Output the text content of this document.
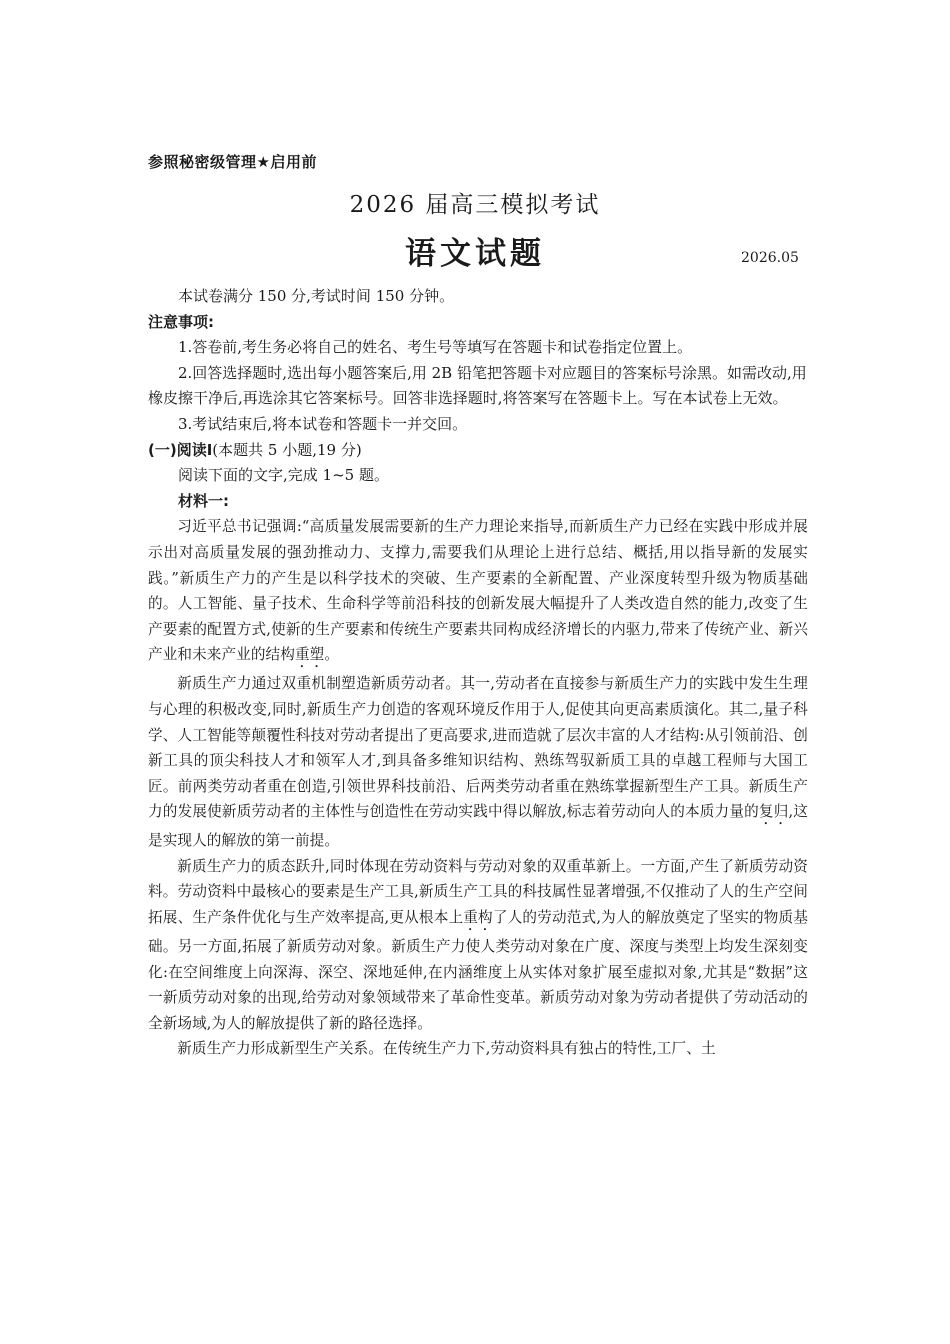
参照秘密级管理★启用前
2026 届高三模拟考试
语文试题	2026.05

本试卷满分 150 分,考试时间 150 分钟。

注意事项:

1.答卷前,考生务必将自己的姓名、考生号等填写在答题卡和试卷指定位置上。

2.回答选择题时,选出每小题答案后,用 2B 铅笔把答题卡对应题目的答案标号涂黑。如需改动,用橡皮擦干净后,再选涂其它答案标号。回答非选择题时,将答案写在答题卡上。写在本试卷上无效。

3.考试结束后,将本试卷和答题卡一并交回。

(一)阅读Ⅰ(本题共 5 小题,19 分)

阅读下面的文字,完成 1~5 题。

材料一:

习近平总书记强调:“高质量发展需要新的生产力理论来指导,而新质生产力已经在实践中形成并展示出对高质量发展的强劲推动力、支撑力,需要我们从理论上进行总结、概括,用以指导新的发展实践。”新质生产力的产生是以科学技术的突破、生产要素的全新配置、产业深度转型升级为物质基础的。人工智能、量子技术、生命科学等前沿科技的创新发展大幅提升了人类改造自然的能力,改变了生产要素的配置方式,使新的生产要素和传统生产要素共同构成经济增长的内驱力,带来了传统产业、新兴产业和未来产业的结构重塑。

新质生产力通过双重机制塑造新质劳动者。其一,劳动者在直接参与新质生产力的实践中发生生理与心理的积极改变,同时,新质生产力创造的客观环境反作用于人,促使其向更高素质演化。其二,量子科学、人工智能等颠覆性科技对劳动者提出了更高要求,进而造就了层次丰富的人才结构:从引领前沿、创新工具的顶尖科技人才和领军人才,到具备多维知识结构、熟练驾驭新质工具的卓越工程师与大国工匠。前两类劳动者重在创造,引领世界科技前沿、后两类劳动者重在熟练掌握新型生产工具。新质生产力的发展使新质劳动者的主体性与创造性在劳动实践中得以解放,标志着劳动向人的本质力量的复归,这是实现人的解放的第一前提。

新质生产力的质态跃升,同时体现在劳动资料与劳动对象的双重革新上。一方面,产生了新质劳动资料。劳动资料中最核心的要素是生产工具,新质生产工具的科技属性显著增强,不仅推动了人的生产空间拓展、生产条件优化与生产效率提高,更从根本上重构了人的劳动范式,为人的解放奠定了坚实的物质基础。另一方面,拓展了新质劳动对象。新质生产力使人类劳动对象在广度、深度与类型上均发生深刻变化:在空间维度上向深海、深空、深地延伸,在内涵维度上从实体对象扩展至虚拟对象,尤其是“数据”这一新质劳动对象的出现,给劳动对象领域带来了革命性变革。新质劳动对象为劳动者提供了劳动活动的全新场域,为人的解放提供了新的路径选择。

新质生产力形成新型生产关系。在传统生产力下,劳动资料具有独占的特性,工厂、土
-------------------------
Go through the listing above and write it out again exactly, dropping the pictures.

Output the text content of this document.
参照秘密级管理★启用前
2026 届高三模拟考试
语文试题	2026.05

本试卷满分 150 分,考试时间 150 分钟。

注意事项:

1.答卷前,考生务必将自己的姓名、考生号等填写在答题卡和试卷指定位置上。

2.回答选择题时,选出每小题答案后,用 2B 铅笔把答题卡对应题目的答案标号涂黑。如需改动,用橡皮擦干净后,再选涂其它答案标号。回答非选择题时,将答案写在答题卡上。写在本试卷上无效。

3.考试结束后,将本试卷和答题卡一并交回。

(一)阅读Ⅰ(本题共 5 小题,19 分)

阅读下面的文字,完成 1~5 题。

材料一:

习近平总书记强调:“高质量发展需要新的生产力理论来指导,而新质生产力已经在实践中形成并展示出对高质量发展的强劲推动力、支撑力,需要我们从理论上进行总结、概括,用以指导新的发展实践。”新质生产力的产生是以科学技术的突破、生产要素的全新配置、产业深度转型升级为物质基础的。人工智能、量子技术、生命科学等前沿科技的创新发展大幅提升了人类改造自然的能力,改变了生产要素的配置方式,使新的生产要素和传统生产要素共同构成经济增长的内驱力,带来了传统产业、新兴产业和未来产业的结构重塑。

新质生产力通过双重机制塑造新质劳动者。其一,劳动者在直接参与新质生产力的实践中发生生理与心理的积极改变,同时,新质生产力创造的客观环境反作用于人,促使其向更高素质演化。其二,量子科学、人工智能等颠覆性科技对劳动者提出了更高要求,进而造就了层次丰富的人才结构:从引领前沿、创新工具的顶尖科技人才和领军人才,到具备多维知识结构、熟练驾驭新质工具的卓越工程师与大国工匠。前两类劳动者重在创造,引领世界科技前沿、后两类劳动者重在熟练掌握新型生产工具。新质生产力的发展使新质劳动者的主体性与创造性在劳动实践中得以解放,标志着劳动向人的本质力量的复归,这是实现人的解放的第一前提。

新质生产力的质态跃升,同时体现在劳动资料与劳动对象的双重革新上。一方面,产生了新质劳动资料。劳动资料中最核心的要素是生产工具,新质生产工具的科技属性显著增强,不仅推动了人的生产空间拓展、生产条件优化与生产效率提高,更从根本上重构了人的劳动范式,为人的解放奠定了坚实的物质基础。另一方面,拓展了新质劳动对象。新质生产力使人类劳动对象在广度、深度与类型上均发生深刻变化:在空间维度上向深海、深空、深地延伸,在内涵维度上从实体对象扩展至虚拟对象,尤其是“数据”这一新质劳动对象的出现,给劳动对象领域带来了革命性变革。新质劳动对象为劳动者提供了劳动活动的全新场域,为人的解放提供了新的路径选择。

新质生产力形成新型生产关系。在传统生产力下,劳动资料具有独占的特性,工厂、土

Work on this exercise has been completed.